[SELECTED TEXT Boundary: Start]
Controlling use of smart vs straight quotes
MS Word offers two styles of quotation marks: smart quotes and straight quotes.
Smart quotes, sometimes called curly quotes, curve or lean depending on whether they are at the beginning or the end of quoted text. Smart quotes are typical of printed matter, such as the text in books, magazines, and newspapers.
Straight quotes replicate what fixed-font typewriters could produce and are the same no matter where they appear. The examples below illustrate the two options.
Most of the time it doesn’t matter which style you use, but you should be consistent throughout each piece. The default setting for new documents is usually the smart quotes style. You can choose between the two styles through MS Word’s AutoCorrect feature and the AutoFormat As You Type option.
Since the specific steps to select the option depend on your computer’s operating system and the release level of MS Word, search for MS Word smart vs straight quotes in your search engine to find instructions that apply in your situation.
Because you can choose between the two styles, it is possible that you will end up with both styles of quotes within the same document. For example, if you start the document with smart quotes turned on, and you then change the style to straight quotes as you type, the smart quotes previously typed do not change. You’ll end up with both styles. Another frequent means of both styles being in the same document results from copying text from one document created with straight quotes, for example, and pasting it into another one with smart quotes.
If you discover you have both smart and straight quotes in the same piece, you need to fix it.
- Make sure your AutoFormat As You Type feature is set for the style you prefer.
- Use Word’s Find and Replace feature to replace every instance of the quote mark character (“) with the quote mark character (“).
This may seem silly since you will type the same character in both the Find and the Replace boxes. But MS Word will find the quote character (“) without regard to whether it is smart or straight, and it will replace the quote character (“) in the styling you selected for AutoFormat As You Type, thus ensuring every quote character appears the same.
[SELECTED TEXT Boundary: End]
[SUPPLIED DATA Boundary: Start]
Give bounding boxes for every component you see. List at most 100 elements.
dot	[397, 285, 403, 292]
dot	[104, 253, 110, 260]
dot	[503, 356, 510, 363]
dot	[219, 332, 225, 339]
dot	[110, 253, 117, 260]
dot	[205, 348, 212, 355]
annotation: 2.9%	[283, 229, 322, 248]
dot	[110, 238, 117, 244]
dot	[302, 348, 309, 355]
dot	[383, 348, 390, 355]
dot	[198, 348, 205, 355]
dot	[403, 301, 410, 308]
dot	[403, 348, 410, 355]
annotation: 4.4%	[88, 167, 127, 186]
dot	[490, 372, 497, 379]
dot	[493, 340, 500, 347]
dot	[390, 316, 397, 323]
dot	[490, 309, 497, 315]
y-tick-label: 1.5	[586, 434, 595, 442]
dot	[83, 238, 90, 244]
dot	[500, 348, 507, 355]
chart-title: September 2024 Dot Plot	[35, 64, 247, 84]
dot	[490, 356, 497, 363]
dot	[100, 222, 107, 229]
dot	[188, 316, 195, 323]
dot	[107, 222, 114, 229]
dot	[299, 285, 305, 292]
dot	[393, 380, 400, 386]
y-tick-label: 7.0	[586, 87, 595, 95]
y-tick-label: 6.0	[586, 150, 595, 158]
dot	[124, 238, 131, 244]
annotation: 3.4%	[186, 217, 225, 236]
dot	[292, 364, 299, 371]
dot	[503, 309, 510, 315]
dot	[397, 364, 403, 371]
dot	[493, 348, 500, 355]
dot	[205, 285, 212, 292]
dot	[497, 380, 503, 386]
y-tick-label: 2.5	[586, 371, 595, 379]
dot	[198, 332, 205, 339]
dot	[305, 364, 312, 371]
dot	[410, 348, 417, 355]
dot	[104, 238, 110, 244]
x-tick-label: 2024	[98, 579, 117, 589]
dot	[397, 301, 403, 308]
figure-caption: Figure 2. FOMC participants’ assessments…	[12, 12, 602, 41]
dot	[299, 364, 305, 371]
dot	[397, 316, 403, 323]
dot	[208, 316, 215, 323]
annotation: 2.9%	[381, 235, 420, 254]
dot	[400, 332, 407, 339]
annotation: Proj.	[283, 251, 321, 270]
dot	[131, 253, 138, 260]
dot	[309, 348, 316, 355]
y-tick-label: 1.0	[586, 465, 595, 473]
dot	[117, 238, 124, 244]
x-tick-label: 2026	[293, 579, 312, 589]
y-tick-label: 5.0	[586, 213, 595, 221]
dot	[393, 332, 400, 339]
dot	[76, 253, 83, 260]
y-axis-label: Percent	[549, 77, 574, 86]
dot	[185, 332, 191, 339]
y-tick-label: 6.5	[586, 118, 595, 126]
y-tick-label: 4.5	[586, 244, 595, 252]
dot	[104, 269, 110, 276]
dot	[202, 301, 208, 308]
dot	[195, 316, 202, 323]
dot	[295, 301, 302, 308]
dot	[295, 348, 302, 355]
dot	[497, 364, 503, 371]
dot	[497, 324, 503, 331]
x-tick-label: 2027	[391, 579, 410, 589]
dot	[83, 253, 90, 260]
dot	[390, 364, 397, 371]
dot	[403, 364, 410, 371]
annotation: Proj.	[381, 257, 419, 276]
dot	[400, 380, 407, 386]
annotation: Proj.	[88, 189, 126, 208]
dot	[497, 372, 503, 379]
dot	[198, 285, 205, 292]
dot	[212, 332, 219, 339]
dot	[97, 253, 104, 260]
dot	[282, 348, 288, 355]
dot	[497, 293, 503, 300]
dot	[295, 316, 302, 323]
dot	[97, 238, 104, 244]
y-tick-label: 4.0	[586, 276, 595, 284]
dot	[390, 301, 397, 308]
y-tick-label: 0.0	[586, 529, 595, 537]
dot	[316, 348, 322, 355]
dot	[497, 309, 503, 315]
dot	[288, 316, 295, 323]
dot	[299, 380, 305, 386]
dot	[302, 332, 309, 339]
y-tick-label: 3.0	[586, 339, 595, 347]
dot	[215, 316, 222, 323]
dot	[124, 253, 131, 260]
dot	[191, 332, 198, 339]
[SUPPLIED DATA Boundary: End]
### THE PROBLEM
Continue the text on smart and straight quotes in MS Word, picking up after its last sentence. The entries have no connection to the text about quotation mark styles in MS Word.

### EXERCISE RESULT
The video below illustrates using Find and Replace on a PC with Word 2019, Word 2016, and Office 365. The concept is the same for Word on a Mac or other release levels, though the specific steps may differ. Note: The advice in this video to avoid using Replace All is good general advice, but in this case, you should use it.
But don’t stop here. Because you may have both double quotes and single quotes within your manuscript, you should repeat the above steps for single quotes as well.
Single quotes vs apostrophes
The single quote character may also be used as an apostrophe in contractions or to represent missing letters. See the examples below.
The first of the two examples illustrates a smart single quote as an apostrophe at the beginning, in the middle, and at the end of a word. But remember that smart quotes curl depending on whether they precede or follow text. This results in a problem when the apostrophe is at the beginning of a word, as in the case of ’cause above. With the smart quotes option activated, a single quote before the letters cause will curl the wrong way unless you trick Word into thinking there is text before the quote as well as after it. The example below is just as the text was typed, without any tricks to fix the second apostrophe.
An example with an apostrophe to show missin’ letters ‘cause you need to show you know they’re missing, with smart quotes.
The easiest way to do this is to type two single quotes and then delete the first one that curls the wrong way. See below.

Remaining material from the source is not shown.